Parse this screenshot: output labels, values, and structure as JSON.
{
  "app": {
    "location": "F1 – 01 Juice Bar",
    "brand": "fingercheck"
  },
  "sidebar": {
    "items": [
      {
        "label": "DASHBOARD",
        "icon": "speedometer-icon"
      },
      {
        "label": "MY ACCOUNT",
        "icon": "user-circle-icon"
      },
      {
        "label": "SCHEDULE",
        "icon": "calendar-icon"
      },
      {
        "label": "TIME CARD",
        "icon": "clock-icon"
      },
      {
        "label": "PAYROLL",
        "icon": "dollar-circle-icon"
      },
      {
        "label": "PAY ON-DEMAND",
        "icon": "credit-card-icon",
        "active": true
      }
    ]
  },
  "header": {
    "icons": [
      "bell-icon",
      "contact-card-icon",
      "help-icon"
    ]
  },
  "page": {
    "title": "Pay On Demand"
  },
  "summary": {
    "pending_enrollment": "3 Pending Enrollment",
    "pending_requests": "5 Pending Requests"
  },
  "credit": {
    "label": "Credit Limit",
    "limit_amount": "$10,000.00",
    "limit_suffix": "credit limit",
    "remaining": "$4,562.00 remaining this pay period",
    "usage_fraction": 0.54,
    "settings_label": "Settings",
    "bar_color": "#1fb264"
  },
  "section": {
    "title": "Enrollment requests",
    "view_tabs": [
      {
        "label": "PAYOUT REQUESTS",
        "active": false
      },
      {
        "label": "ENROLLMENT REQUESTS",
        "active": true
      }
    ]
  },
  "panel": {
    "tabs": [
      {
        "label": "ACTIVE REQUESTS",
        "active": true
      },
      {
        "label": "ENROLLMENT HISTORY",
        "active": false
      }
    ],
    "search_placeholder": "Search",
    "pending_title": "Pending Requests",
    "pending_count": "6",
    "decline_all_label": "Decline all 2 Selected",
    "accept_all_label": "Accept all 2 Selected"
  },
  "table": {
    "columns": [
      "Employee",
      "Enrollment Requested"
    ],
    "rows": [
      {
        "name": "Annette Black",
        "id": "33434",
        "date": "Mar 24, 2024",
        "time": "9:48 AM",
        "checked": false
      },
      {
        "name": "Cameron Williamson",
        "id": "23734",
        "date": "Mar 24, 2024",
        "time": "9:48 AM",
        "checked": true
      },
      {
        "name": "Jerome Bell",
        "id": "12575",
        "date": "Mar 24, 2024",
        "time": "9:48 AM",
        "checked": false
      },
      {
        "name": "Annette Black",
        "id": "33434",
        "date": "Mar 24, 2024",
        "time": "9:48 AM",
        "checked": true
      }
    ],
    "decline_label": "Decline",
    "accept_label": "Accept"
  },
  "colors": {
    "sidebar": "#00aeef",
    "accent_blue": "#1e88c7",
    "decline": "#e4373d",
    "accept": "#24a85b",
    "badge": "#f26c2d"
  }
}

________________________________________

* INSTRUCTIONS FOR THE TASK:
All of the entries should be written out again exactly.

* WRITTEN REPLY:
Parse this screenshot: output labels, values, and structure as JSON.
{
  "app": {
    "location": "F1 – 01 Juice Bar",
    "brand": "fingercheck"
  },
  "sidebar": {
    "items": [
      {
        "label": "DASHBOARD",
        "icon": "speedometer-icon"
      },
      {
        "label": "MY ACCOUNT",
        "icon": "user-circle-icon"
      },
      {
        "label": "SCHEDULE",
        "icon": "calendar-icon"
      },
      {
        "label": "TIME CARD",
        "icon": "clock-icon"
      },
      {
        "label": "PAYROLL",
        "icon": "dollar-circle-icon"
      },
      {
        "label": "PAY ON-DEMAND",
        "icon": "credit-card-icon",
        "active": true
      }
    ]
  },
  "header": {
    "icons": [
      "bell-icon",
      "contact-card-icon",
      "help-icon"
    ]
  },
  "page": {
    "title": "Pay On Demand"
  },
  "summary": {
    "pending_enrollment": "3 Pending Enrollment",
    "pending_requests": "5 Pending Requests"
  },
  "credit": {
    "label": "Credit Limit",
    "limit_amount": "$10,000.00",
    "limit_suffix": "credit limit",
    "remaining": "$4,562.00 remaining this pay period",
    "usage_fraction": 0.54,
    "settings_label": "Settings",
    "bar_color": "#1fb264"
  },
  "section": {
    "title": "Enrollment requests",
    "view_tabs": [
      {
        "label": "PAYOUT REQUESTS",
        "active": false
      },
      {
        "label": "ENROLLMENT REQUESTS",
        "active": true
      }
    ]
  },
  "panel": {
    "tabs": [
      {
        "label": "ACTIVE REQUESTS",
        "active": true
      },
      {
        "label": "ENROLLMENT HISTORY",
        "active": false
      }
    ],
    "search_placeholder": "Search",
    "pending_title": "Pending Requests",
    "pending_count": "6",
    "decline_all_label": "Decline all 2 Selected",
    "accept_all_label": "Accept all 2 Selected"
  },
  "table": {
    "columns": [
      "Employee",
      "Enrollment Requested"
    ],
    "rows": [
      {
        "name": "Annette Black",
        "id": "33434",
        "date": "Mar 24, 2024",
        "time": "9:48 AM",
        "checked": false
      },
      {
        "name": "Cameron Williamson",
        "id": "23734",
        "date": "Mar 24, 2024",
        "time": "9:48 AM",
        "checked": true
      },
      {
        "name": "Jerome Bell",
        "id": "12575",
        "date": "Mar 24, 2024",
        "time": "9:48 AM",
        "checked": false
      },
      {
        "name": "Annette Black",
        "id": "33434",
        "date": "Mar 24, 2024",
        "time": "9:48 AM",
        "checked": true
      }
    ],
    "decline_label": "Decline",
    "accept_label": "Accept"
  },
  "colors": {
    "sidebar": "#00aeef",
    "accent_blue": "#1e88c7",
    "decline": "#e4373d",
    "accept": "#24a85b",
    "badge": "#f26c2d"
  }
}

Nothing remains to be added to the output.